[Dataset records]
****
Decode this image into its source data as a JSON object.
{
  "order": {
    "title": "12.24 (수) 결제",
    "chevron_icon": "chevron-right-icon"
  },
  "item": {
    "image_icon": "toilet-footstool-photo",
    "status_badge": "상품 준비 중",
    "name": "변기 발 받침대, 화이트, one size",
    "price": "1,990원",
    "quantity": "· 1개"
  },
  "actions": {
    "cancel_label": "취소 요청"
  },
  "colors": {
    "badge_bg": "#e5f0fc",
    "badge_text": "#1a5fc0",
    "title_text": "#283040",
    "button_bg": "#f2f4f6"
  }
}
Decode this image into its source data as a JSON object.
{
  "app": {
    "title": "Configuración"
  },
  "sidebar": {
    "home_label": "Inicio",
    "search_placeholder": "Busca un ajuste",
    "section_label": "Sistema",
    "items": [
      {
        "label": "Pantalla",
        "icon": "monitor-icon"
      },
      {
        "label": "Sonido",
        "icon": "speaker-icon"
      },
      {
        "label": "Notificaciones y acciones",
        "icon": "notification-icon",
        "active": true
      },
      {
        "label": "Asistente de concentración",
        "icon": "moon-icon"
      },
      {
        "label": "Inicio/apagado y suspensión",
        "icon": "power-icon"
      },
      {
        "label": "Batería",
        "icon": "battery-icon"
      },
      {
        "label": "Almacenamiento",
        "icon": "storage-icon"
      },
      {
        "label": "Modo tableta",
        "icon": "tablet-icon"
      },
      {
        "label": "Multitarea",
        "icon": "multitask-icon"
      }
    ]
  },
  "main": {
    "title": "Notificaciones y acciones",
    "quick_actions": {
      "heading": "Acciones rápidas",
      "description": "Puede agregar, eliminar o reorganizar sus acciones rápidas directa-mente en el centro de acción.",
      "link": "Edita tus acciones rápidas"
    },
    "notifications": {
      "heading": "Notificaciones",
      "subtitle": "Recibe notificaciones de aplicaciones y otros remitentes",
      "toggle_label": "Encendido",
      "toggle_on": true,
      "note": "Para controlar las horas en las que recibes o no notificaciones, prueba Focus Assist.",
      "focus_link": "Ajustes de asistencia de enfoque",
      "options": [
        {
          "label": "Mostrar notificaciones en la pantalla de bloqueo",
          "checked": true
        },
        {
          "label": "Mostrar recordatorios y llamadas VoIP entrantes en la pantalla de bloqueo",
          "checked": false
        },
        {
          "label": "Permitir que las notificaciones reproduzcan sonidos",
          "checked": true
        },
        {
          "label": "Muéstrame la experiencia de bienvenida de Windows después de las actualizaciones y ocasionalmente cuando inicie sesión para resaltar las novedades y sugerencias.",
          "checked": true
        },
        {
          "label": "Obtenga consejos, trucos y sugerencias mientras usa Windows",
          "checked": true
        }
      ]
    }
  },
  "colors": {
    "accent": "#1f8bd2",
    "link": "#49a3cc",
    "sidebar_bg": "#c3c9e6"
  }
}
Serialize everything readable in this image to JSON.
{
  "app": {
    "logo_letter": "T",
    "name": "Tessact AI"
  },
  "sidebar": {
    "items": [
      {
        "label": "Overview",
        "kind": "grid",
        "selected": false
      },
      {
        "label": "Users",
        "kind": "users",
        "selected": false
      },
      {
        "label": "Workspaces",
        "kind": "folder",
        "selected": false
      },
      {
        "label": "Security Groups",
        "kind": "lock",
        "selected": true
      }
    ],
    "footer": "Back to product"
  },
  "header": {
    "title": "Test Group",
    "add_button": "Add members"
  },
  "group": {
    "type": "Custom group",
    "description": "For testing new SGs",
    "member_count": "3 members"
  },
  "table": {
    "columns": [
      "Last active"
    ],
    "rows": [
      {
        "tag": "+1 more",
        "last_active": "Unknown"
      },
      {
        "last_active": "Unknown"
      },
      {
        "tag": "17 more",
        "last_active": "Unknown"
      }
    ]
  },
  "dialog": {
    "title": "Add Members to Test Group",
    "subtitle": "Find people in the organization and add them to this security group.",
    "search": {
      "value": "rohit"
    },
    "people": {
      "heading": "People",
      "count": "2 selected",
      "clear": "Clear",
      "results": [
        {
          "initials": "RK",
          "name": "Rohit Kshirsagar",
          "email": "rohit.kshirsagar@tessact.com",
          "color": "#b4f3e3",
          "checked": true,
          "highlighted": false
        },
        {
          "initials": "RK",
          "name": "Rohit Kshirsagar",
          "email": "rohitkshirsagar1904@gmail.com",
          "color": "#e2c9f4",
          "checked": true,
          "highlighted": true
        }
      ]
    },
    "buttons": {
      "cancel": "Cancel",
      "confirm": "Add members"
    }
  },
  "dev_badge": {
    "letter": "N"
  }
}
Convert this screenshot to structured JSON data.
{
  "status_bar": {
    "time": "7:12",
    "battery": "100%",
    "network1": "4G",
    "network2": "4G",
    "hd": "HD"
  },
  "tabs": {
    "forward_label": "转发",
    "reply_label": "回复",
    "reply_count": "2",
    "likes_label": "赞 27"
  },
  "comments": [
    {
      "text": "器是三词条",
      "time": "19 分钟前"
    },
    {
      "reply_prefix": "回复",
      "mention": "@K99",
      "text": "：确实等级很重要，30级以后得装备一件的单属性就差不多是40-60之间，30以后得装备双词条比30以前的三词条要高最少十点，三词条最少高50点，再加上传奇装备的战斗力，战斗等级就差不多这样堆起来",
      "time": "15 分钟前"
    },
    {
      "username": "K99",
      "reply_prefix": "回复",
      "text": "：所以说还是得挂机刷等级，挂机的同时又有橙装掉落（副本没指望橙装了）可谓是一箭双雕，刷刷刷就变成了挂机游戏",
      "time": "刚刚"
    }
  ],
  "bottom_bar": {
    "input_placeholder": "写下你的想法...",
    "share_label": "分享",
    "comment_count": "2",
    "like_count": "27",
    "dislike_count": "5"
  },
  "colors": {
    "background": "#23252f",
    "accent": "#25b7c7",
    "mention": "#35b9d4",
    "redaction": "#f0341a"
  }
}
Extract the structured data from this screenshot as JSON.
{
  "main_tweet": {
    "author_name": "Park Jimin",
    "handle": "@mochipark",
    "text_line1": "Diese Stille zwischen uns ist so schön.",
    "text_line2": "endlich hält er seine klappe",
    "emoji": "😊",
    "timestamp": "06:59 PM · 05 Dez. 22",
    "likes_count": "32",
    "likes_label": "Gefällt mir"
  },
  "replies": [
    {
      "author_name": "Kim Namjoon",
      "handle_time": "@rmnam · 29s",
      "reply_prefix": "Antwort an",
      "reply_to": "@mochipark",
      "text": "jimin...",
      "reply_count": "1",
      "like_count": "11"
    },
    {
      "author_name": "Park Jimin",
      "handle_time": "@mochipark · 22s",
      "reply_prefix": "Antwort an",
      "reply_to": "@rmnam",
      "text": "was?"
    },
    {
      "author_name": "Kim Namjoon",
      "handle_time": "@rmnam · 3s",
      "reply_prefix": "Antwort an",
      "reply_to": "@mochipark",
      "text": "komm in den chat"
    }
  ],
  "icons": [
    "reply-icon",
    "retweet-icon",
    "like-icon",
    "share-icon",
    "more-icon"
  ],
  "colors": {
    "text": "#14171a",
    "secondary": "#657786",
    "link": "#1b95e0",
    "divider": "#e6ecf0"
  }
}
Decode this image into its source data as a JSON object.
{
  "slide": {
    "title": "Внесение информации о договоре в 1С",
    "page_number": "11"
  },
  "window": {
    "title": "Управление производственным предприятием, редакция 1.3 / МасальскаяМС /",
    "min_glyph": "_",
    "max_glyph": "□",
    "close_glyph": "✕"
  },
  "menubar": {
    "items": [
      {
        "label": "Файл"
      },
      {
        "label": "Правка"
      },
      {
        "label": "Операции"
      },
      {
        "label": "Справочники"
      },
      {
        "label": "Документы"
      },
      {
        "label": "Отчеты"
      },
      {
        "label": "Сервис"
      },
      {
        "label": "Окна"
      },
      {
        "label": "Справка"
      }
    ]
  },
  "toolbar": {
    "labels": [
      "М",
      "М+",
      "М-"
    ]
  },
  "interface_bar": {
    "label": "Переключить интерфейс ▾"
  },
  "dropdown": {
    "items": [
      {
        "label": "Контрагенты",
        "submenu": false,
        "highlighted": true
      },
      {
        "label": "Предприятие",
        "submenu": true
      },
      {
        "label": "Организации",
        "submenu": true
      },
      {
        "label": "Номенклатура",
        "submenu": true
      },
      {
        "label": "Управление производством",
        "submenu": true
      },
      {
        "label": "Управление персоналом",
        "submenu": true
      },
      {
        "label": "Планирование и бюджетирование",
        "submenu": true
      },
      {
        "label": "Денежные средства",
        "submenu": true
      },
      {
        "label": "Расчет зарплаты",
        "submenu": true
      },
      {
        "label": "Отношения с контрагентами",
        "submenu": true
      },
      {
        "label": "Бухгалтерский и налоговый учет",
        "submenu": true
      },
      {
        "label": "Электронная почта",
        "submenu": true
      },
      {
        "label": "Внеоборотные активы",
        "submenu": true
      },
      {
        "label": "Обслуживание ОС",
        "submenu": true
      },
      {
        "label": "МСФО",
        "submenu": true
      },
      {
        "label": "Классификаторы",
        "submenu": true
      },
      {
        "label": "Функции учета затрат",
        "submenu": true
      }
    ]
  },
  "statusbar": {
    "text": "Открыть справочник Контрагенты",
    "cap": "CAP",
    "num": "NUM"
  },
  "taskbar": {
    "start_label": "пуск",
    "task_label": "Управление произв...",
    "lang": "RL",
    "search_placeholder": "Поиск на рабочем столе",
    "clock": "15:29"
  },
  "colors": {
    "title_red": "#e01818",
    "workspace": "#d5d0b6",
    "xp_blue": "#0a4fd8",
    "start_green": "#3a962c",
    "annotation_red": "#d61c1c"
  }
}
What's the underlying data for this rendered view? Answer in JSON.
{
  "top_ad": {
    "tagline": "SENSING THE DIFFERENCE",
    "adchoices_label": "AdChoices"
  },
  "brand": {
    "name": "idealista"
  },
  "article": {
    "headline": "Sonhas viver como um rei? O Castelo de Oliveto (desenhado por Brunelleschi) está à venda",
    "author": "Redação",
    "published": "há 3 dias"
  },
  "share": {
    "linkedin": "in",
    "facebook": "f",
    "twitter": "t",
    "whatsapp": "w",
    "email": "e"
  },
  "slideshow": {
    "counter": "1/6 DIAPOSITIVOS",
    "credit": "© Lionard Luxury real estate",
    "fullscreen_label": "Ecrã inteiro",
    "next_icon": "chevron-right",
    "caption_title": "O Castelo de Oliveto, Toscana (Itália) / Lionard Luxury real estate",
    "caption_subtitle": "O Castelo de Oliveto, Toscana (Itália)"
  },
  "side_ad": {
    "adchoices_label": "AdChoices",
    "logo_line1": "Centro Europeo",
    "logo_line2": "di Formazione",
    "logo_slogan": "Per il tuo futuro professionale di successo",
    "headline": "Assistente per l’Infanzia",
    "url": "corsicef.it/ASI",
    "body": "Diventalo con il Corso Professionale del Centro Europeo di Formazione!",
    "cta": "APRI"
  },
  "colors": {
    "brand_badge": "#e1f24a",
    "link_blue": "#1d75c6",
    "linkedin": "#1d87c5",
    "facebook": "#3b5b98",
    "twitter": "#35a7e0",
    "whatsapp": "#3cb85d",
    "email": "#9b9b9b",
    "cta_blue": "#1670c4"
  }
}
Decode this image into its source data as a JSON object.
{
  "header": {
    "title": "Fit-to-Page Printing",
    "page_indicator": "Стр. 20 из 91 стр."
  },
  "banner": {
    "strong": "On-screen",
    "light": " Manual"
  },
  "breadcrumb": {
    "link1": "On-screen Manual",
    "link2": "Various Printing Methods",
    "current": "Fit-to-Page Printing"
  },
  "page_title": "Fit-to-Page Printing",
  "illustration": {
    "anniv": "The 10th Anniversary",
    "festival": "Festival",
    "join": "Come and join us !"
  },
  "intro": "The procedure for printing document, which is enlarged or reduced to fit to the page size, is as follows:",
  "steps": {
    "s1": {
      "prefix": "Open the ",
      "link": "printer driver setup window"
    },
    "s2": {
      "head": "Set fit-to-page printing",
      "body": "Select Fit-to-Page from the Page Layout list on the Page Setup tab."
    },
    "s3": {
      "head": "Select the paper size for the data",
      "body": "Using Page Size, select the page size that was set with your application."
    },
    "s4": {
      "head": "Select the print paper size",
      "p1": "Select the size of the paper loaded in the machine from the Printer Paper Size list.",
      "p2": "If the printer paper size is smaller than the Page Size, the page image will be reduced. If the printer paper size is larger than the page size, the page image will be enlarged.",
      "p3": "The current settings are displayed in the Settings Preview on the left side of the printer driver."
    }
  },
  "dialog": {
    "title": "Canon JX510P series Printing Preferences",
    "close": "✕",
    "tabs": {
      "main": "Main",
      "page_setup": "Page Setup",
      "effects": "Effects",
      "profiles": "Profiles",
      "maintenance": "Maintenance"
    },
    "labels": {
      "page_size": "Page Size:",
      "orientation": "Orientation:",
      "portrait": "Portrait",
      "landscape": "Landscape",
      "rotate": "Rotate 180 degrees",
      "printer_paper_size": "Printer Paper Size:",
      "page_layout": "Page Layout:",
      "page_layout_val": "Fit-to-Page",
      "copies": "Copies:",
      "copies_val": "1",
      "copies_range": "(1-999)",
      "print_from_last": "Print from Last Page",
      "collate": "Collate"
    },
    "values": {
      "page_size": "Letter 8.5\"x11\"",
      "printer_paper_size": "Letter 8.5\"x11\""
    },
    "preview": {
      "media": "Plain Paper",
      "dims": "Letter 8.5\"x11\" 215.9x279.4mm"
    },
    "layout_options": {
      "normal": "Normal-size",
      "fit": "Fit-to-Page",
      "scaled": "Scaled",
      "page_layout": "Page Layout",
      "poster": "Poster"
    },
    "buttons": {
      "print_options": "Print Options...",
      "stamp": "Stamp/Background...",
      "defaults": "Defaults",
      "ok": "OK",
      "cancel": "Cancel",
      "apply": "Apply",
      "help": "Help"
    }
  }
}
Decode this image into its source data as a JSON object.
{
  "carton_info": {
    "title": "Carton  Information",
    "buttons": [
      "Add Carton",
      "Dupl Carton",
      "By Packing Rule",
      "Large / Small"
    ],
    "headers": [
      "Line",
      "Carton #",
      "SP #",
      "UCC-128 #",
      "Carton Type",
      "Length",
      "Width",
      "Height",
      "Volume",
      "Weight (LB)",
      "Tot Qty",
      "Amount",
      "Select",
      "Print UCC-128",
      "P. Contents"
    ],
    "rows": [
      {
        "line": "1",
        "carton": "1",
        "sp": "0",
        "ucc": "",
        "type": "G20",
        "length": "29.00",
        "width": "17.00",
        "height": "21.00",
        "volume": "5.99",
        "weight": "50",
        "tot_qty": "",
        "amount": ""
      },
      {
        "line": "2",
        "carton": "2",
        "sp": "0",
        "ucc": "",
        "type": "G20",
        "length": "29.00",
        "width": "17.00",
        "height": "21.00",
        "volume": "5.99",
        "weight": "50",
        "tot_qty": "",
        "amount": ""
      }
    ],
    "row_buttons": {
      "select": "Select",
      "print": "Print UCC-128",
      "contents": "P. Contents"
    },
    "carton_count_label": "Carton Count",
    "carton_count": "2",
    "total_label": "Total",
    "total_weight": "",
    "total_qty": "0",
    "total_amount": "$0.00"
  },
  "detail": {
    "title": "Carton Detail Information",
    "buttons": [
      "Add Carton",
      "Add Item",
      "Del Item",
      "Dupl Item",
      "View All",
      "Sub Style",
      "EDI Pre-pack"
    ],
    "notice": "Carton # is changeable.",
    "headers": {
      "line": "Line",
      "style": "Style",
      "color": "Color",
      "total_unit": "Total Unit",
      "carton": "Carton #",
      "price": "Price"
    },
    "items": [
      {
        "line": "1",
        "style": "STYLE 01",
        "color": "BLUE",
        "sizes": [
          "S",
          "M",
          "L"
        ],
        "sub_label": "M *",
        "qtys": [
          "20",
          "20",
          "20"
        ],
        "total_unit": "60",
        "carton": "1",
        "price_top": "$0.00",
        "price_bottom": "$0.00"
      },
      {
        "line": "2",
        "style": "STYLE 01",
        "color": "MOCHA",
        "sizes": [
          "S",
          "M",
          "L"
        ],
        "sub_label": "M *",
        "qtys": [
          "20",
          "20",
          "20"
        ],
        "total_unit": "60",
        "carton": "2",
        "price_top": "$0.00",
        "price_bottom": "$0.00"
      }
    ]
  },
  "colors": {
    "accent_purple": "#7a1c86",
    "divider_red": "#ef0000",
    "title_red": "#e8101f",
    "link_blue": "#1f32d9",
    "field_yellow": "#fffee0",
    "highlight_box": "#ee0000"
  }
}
****
Count the lines that hold the string "Контрагенты" and state that number alone.

RESULT OF THIS EXERCISE
2